--- Stated goal ---
Write out the records exactly as they appear, starting at the beginning of the records and ending at the line that contains "published-byline: arman_shirinyan published", with both ends included.

--- Dataset entries ---
◇ ◇ ◇ ◇ ◇ ◇ ◇

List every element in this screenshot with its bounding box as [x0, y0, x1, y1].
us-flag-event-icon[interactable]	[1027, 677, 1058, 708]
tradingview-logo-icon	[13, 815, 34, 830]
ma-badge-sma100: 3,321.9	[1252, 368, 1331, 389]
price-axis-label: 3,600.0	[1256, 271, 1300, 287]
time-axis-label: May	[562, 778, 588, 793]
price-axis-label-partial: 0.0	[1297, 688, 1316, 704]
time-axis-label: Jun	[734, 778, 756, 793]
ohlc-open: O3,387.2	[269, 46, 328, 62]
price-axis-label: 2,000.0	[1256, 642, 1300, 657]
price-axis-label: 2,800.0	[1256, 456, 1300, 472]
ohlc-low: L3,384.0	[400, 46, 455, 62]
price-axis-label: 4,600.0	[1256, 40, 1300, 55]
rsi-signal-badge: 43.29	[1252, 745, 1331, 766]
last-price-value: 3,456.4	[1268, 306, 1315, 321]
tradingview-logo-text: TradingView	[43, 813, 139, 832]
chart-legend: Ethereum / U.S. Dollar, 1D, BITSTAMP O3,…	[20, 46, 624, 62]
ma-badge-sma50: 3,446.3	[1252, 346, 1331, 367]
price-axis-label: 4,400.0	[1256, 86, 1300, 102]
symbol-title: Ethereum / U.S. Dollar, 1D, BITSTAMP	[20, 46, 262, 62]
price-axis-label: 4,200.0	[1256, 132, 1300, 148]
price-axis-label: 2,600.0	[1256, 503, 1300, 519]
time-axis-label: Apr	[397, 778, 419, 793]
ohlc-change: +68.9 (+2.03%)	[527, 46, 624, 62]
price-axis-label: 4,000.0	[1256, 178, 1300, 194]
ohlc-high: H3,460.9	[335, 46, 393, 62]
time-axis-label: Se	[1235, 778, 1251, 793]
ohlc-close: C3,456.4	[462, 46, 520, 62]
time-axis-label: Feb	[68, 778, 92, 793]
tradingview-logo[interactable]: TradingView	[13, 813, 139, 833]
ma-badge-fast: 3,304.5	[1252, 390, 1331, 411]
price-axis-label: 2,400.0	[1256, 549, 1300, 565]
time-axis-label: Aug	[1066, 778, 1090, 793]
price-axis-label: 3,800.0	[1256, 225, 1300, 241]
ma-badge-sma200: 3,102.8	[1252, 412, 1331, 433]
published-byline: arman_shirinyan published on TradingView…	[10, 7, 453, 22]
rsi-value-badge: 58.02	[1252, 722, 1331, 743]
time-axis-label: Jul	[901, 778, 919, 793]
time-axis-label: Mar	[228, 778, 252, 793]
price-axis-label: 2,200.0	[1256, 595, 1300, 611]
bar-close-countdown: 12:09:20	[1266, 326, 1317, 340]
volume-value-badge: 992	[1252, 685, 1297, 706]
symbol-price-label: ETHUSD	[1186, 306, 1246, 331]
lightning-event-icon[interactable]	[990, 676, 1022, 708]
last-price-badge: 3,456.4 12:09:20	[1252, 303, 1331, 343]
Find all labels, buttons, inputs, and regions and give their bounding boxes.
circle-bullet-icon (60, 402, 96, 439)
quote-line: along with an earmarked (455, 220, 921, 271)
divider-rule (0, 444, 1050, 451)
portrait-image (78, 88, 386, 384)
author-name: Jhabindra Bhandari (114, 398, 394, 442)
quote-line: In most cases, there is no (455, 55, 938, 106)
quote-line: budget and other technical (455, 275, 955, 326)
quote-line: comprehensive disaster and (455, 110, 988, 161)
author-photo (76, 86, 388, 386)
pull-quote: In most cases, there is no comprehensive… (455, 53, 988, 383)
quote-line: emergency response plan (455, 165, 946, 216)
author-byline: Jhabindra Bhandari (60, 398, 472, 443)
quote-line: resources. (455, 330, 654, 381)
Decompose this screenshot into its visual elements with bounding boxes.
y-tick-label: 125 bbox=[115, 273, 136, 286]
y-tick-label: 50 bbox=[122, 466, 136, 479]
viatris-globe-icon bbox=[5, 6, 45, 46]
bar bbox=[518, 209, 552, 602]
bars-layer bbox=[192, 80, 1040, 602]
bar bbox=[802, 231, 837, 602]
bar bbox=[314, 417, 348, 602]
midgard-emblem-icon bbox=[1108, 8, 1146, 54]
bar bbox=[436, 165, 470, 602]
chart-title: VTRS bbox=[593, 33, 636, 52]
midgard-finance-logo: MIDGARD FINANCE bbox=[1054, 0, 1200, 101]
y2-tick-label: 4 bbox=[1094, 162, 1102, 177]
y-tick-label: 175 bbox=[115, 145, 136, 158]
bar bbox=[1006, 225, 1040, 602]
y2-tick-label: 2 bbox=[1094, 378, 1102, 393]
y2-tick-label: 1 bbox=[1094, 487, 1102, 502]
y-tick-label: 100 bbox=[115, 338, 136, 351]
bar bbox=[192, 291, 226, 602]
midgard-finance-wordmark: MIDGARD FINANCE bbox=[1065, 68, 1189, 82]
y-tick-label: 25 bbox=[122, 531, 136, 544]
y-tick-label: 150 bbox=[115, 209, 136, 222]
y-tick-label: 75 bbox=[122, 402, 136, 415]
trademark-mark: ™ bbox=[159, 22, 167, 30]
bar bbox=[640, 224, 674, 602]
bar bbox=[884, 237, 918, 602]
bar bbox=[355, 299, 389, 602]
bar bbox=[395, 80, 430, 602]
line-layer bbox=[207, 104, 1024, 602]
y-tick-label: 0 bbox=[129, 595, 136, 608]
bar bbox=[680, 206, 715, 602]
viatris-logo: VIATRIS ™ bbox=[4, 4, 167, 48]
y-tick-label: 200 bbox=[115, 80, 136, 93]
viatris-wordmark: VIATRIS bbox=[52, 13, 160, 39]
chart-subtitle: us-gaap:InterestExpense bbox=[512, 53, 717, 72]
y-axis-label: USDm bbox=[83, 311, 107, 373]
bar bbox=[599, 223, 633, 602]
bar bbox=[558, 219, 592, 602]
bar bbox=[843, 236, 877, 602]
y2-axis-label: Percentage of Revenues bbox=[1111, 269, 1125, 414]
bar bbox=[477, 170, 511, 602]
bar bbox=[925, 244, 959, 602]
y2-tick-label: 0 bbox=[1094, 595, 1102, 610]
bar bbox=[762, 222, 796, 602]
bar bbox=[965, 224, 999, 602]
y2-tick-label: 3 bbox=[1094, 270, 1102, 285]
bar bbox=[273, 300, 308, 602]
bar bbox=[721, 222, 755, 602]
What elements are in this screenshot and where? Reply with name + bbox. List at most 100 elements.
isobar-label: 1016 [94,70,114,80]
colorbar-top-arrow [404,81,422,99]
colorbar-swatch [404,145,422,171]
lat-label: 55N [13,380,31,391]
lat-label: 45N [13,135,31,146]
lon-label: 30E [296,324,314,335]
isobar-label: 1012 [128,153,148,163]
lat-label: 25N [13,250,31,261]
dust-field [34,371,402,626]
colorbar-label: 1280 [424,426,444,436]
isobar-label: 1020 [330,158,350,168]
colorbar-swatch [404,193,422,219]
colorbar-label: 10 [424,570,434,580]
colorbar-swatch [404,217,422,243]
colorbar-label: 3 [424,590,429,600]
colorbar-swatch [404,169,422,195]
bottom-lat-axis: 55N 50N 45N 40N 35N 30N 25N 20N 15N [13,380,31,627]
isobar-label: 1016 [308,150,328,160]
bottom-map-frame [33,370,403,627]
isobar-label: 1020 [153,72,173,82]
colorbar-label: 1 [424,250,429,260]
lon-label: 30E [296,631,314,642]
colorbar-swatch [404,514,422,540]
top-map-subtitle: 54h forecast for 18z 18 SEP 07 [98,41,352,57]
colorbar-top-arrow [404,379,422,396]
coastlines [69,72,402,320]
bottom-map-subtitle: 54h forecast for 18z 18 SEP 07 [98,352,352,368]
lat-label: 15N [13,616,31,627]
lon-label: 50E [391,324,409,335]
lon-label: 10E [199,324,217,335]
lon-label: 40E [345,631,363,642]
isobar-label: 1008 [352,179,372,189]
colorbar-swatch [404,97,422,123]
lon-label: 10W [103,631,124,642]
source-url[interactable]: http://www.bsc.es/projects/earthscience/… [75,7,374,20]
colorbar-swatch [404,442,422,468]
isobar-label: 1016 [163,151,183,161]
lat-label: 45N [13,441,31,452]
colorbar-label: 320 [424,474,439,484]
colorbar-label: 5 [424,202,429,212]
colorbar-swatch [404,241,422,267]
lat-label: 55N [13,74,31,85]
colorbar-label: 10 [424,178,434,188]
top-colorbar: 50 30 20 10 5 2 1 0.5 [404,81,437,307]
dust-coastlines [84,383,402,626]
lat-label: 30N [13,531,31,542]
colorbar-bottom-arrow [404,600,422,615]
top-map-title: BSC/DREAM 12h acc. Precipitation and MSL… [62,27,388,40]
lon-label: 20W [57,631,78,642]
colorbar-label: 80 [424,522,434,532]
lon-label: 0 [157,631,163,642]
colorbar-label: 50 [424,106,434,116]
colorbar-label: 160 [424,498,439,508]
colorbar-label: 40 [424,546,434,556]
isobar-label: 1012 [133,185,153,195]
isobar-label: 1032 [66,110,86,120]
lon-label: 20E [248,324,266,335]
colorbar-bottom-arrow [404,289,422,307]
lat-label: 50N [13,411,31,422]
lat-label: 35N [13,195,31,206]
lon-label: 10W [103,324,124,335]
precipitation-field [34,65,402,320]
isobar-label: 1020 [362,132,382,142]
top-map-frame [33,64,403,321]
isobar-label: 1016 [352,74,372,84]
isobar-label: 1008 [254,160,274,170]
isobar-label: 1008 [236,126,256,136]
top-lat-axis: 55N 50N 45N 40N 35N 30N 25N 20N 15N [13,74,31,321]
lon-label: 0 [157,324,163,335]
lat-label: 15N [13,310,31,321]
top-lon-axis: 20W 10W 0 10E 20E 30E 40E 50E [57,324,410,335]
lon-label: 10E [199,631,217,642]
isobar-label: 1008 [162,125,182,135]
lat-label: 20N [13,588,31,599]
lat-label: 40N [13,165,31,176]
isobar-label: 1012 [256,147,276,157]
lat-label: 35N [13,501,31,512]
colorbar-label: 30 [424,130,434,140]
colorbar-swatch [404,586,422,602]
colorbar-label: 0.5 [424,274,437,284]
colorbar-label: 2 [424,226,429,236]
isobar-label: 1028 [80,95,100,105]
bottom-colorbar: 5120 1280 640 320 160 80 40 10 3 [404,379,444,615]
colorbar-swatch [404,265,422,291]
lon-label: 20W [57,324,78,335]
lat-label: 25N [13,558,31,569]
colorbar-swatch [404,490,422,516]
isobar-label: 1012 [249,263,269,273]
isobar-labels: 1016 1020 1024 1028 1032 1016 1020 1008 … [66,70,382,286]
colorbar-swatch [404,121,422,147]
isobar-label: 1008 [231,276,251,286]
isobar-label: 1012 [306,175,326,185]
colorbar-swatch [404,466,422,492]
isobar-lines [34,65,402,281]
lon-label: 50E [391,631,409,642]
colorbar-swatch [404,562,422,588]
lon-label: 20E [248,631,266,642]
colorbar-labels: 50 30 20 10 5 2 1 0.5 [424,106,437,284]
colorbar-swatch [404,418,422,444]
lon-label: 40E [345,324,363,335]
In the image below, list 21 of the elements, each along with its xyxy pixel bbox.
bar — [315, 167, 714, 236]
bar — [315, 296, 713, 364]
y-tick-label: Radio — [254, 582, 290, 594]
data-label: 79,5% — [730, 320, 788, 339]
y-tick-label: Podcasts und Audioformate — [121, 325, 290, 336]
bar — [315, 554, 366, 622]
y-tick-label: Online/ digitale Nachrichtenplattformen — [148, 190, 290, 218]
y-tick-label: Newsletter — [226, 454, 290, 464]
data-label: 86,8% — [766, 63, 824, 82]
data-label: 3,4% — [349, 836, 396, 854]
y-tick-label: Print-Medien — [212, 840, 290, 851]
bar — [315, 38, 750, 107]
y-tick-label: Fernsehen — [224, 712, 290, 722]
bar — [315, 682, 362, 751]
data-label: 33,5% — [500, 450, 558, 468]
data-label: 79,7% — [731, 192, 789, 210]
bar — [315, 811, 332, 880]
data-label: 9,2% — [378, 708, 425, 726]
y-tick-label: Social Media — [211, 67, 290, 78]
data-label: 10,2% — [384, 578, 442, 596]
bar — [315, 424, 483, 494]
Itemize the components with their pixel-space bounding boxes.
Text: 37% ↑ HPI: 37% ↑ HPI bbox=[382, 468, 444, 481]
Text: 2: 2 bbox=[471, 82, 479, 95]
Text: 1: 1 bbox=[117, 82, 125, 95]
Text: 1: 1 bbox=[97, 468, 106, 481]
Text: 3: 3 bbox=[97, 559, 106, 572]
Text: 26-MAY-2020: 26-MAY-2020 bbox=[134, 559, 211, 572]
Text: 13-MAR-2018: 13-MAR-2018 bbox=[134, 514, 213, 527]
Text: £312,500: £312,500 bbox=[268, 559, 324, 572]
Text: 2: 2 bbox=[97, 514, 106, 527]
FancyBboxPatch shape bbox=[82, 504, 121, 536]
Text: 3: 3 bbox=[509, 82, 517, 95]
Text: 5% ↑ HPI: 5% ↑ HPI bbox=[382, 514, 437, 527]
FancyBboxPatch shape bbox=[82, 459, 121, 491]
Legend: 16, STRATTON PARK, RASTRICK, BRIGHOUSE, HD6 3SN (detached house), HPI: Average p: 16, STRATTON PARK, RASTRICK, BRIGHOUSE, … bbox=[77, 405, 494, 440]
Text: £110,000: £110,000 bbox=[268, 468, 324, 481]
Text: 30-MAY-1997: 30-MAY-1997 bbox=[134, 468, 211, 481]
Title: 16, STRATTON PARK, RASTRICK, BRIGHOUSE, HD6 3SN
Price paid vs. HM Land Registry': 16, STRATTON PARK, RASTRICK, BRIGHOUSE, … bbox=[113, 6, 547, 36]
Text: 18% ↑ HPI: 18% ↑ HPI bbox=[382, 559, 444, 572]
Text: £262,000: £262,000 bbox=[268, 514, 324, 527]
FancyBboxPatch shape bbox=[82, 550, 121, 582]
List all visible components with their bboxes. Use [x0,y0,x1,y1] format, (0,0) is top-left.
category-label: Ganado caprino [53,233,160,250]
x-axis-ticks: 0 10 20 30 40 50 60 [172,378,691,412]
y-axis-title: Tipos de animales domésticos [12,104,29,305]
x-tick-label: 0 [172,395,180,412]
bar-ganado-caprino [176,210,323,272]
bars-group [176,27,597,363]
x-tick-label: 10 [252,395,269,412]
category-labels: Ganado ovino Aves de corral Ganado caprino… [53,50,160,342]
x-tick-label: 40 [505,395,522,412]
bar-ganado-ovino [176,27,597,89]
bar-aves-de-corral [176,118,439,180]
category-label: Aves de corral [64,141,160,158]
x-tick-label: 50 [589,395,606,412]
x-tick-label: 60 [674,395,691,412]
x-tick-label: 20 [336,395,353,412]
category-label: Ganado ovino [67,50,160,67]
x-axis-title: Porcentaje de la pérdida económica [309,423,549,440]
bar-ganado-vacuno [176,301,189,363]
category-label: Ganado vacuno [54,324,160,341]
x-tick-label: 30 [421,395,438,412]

◇ ◇ ◇ ◇ ◇ ◇ ◇

--- Written answer ---
List every element in this screenshot with its bounding box as [x0, y0, x1, y1].
us-flag-event-icon[interactable]	[1027, 677, 1058, 708]
tradingview-logo-icon	[13, 815, 34, 830]
ma-badge-sma100: 3,321.9	[1252, 368, 1331, 389]
price-axis-label: 3,600.0	[1256, 271, 1300, 287]
time-axis-label: May	[562, 778, 588, 793]
price-axis-label-partial: 0.0	[1297, 688, 1316, 704]
time-axis-label: Jun	[734, 778, 756, 793]
ohlc-open: O3,387.2	[269, 46, 328, 62]
price-axis-label: 2,000.0	[1256, 642, 1300, 657]
price-axis-label: 2,800.0	[1256, 456, 1300, 472]
ohlc-low: L3,384.0	[400, 46, 455, 62]
price-axis-label: 4,600.0	[1256, 40, 1300, 55]
rsi-signal-badge: 43.29	[1252, 745, 1331, 766]
last-price-value: 3,456.4	[1268, 306, 1315, 321]
tradingview-logo-text: TradingView	[43, 813, 139, 832]
chart-legend: Ethereum / U.S. Dollar, 1D, BITSTAMP O3,…	[20, 46, 624, 62]
ma-badge-sma50: 3,446.3	[1252, 346, 1331, 367]
price-axis-label: 4,400.0	[1256, 86, 1300, 102]
symbol-title: Ethereum / U.S. Dollar, 1D, BITSTAMP	[20, 46, 262, 62]
price-axis-label: 4,200.0	[1256, 132, 1300, 148]
price-axis-label: 2,600.0	[1256, 503, 1300, 519]
time-axis-label: Apr	[397, 778, 419, 793]
ohlc-change: +68.9 (+2.03%)	[527, 46, 624, 62]
price-axis-label: 4,000.0	[1256, 178, 1300, 194]
ohlc-high: H3,460.9	[335, 46, 393, 62]
time-axis-label: Se	[1235, 778, 1251, 793]
ohlc-close: C3,456.4	[462, 46, 520, 62]
time-axis-label: Feb	[68, 778, 92, 793]
tradingview-logo[interactable]: TradingView	[13, 813, 139, 833]
ma-badge-fast: 3,304.5	[1252, 390, 1331, 411]
price-axis-label: 2,400.0	[1256, 549, 1300, 565]
time-axis-label: Aug	[1066, 778, 1090, 793]
price-axis-label: 3,800.0	[1256, 225, 1300, 241]
ma-badge-sma200: 3,102.8	[1252, 412, 1331, 433]
published-byline: arman_shirinyan published on TradingView…	[10, 7, 453, 22]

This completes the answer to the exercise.